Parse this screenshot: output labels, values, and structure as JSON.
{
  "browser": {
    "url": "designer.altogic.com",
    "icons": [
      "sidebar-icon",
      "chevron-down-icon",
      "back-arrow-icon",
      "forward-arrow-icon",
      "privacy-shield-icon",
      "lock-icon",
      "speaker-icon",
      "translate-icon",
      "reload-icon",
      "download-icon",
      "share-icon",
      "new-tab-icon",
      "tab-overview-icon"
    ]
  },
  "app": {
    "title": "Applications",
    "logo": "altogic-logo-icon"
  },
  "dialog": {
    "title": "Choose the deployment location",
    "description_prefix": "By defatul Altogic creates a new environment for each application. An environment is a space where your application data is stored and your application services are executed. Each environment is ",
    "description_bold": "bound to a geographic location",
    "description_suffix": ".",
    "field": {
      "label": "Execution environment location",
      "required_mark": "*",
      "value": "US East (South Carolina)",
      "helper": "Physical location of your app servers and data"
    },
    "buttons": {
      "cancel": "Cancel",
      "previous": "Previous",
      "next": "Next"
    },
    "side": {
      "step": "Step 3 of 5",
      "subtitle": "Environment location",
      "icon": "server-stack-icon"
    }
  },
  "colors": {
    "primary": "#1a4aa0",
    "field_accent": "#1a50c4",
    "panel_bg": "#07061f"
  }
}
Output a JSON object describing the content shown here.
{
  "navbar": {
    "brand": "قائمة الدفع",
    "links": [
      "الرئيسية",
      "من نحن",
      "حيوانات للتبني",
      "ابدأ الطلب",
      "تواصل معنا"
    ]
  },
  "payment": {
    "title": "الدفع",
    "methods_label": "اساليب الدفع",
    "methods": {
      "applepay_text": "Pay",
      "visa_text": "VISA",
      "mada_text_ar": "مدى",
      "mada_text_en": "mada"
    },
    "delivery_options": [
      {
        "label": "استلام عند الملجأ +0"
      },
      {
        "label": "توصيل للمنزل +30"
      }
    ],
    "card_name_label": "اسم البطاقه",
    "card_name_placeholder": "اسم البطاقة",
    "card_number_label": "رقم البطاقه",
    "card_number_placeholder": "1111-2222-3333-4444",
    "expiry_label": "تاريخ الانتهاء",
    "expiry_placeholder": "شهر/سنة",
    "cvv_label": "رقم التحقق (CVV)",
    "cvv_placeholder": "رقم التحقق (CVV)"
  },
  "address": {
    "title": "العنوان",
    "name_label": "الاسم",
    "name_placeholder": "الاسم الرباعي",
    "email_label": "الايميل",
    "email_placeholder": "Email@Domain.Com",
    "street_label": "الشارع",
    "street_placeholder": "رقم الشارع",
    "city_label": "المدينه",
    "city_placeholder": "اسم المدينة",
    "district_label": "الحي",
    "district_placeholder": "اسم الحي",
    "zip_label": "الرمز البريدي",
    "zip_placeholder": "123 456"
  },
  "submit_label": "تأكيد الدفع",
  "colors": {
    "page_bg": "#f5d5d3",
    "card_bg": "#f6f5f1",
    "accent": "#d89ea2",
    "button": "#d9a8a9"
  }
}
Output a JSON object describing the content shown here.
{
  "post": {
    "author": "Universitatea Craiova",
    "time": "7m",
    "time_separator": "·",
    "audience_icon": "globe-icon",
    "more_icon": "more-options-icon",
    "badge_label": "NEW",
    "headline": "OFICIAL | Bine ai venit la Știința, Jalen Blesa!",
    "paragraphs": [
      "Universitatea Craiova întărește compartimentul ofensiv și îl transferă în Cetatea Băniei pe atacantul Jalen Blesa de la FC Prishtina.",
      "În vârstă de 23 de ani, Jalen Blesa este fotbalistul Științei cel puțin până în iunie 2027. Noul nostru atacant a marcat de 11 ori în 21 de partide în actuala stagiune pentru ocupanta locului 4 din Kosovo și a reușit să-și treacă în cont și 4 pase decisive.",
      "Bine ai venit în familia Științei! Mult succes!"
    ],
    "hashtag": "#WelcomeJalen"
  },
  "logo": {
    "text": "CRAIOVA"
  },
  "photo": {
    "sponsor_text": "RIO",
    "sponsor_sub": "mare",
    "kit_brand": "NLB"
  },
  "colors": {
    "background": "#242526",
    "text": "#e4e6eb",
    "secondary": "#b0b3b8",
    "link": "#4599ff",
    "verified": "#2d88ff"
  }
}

#### [Instruction]
Exactly reproduce all of the entries.

#### [Exercise result]
Parse this screenshot: output labels, values, and structure as JSON.
{
  "browser": {
    "url": "designer.altogic.com",
    "icons": [
      "sidebar-icon",
      "chevron-down-icon",
      "back-arrow-icon",
      "forward-arrow-icon",
      "privacy-shield-icon",
      "lock-icon",
      "speaker-icon",
      "translate-icon",
      "reload-icon",
      "download-icon",
      "share-icon",
      "new-tab-icon",
      "tab-overview-icon"
    ]
  },
  "app": {
    "title": "Applications",
    "logo": "altogic-logo-icon"
  },
  "dialog": {
    "title": "Choose the deployment location",
    "description_prefix": "By defatul Altogic creates a new environment for each application. An environment is a space where your application data is stored and your application services are executed. Each environment is ",
    "description_bold": "bound to a geographic location",
    "description_suffix": ".",
    "field": {
      "label": "Execution environment location",
      "required_mark": "*",
      "value": "US East (South Carolina)",
      "helper": "Physical location of your app servers and data"
    },
    "buttons": {
      "cancel": "Cancel",
      "previous": "Previous",
      "next": "Next"
    },
    "side": {
      "step": "Step 3 of 5",
      "subtitle": "Environment location",
      "icon": "server-stack-icon"
    }
  },
  "colors": {
    "primary": "#1a4aa0",
    "field_accent": "#1a50c4",
    "panel_bg": "#07061f"
  }
}
Output a JSON object describing the content shown here.
{
  "navbar": {
    "brand": "قائمة الدفع",
    "links": [
      "الرئيسية",
      "من نحن",
      "حيوانات للتبني",
      "ابدأ الطلب",
      "تواصل معنا"
    ]
  },
  "payment": {
    "title": "الدفع",
    "methods_label": "اساليب الدفع",
    "methods": {
      "applepay_text": "Pay",
      "visa_text": "VISA",
      "mada_text_ar": "مدى",
      "mada_text_en": "mada"
    },
    "delivery_options": [
      {
        "label": "استلام عند الملجأ +0"
      },
      {
        "label": "توصيل للمنزل +30"
      }
    ],
    "card_name_label": "اسم البطاقه",
    "card_name_placeholder": "اسم البطاقة",
    "card_number_label": "رقم البطاقه",
    "card_number_placeholder": "1111-2222-3333-4444",
    "expiry_label": "تاريخ الانتهاء",
    "expiry_placeholder": "شهر/سنة",
    "cvv_label": "رقم التحقق (CVV)",
    "cvv_placeholder": "رقم التحقق (CVV)"
  },
  "address": {
    "title": "العنوان",
    "name_label": "الاسم",
    "name_placeholder": "الاسم الرباعي",
    "email_label": "الايميل",
    "email_placeholder": "Email@Domain.Com",
    "street_label": "الشارع",
    "street_placeholder": "رقم الشارع",
    "city_label": "المدينه",
    "city_placeholder": "اسم المدينة",
    "district_label": "الحي",
    "district_placeholder": "اسم الحي",
    "zip_label": "الرمز البريدي",
    "zip_placeholder": "123 456"
  },
  "submit_label": "تأكيد الدفع",
  "colors": {
    "page_bg": "#f5d5d3",
    "card_bg": "#f6f5f1",
    "accent": "#d89ea2",
    "button": "#d9a8a9"
  }
}
Output a JSON object describing the content shown here.
{
  "post": {
    "author": "Universitatea Craiova",
    "time": "7m",
    "time_separator": "·",
    "audience_icon": "globe-icon",
    "more_icon": "more-options-icon",
    "badge_label": "NEW",
    "headline": "OFICIAL | Bine ai venit la Știința, Jalen Blesa!",
    "paragraphs": [
      "Universitatea Craiova întărește compartimentul ofensiv și îl transferă în Cetatea Băniei pe atacantul Jalen Blesa de la FC Prishtina.",
      "În vârstă de 23 de ani, Jalen Blesa este fotbalistul Științei cel puțin până în iunie 2027. Noul nostru atacant a marcat de 11 ori în 21 de partide în actuala stagiune pentru ocupanta locului 4 din Kosovo și a reușit să-și treacă în cont și 4 pase decisive.",
      "Bine ai venit în familia Științei! Mult succes!"
    ],
    "hashtag": "#WelcomeJalen"
  },
  "logo": {
    "text": "CRAIOVA"
  },
  "photo": {
    "sponsor_text": "RIO",
    "sponsor_sub": "mare",
    "kit_brand": "NLB"
  },
  "colors": {
    "background": "#242526",
    "text": "#e4e6eb",
    "secondary": "#b0b3b8",
    "link": "#4599ff",
    "verified": "#2d88ff"
  }
}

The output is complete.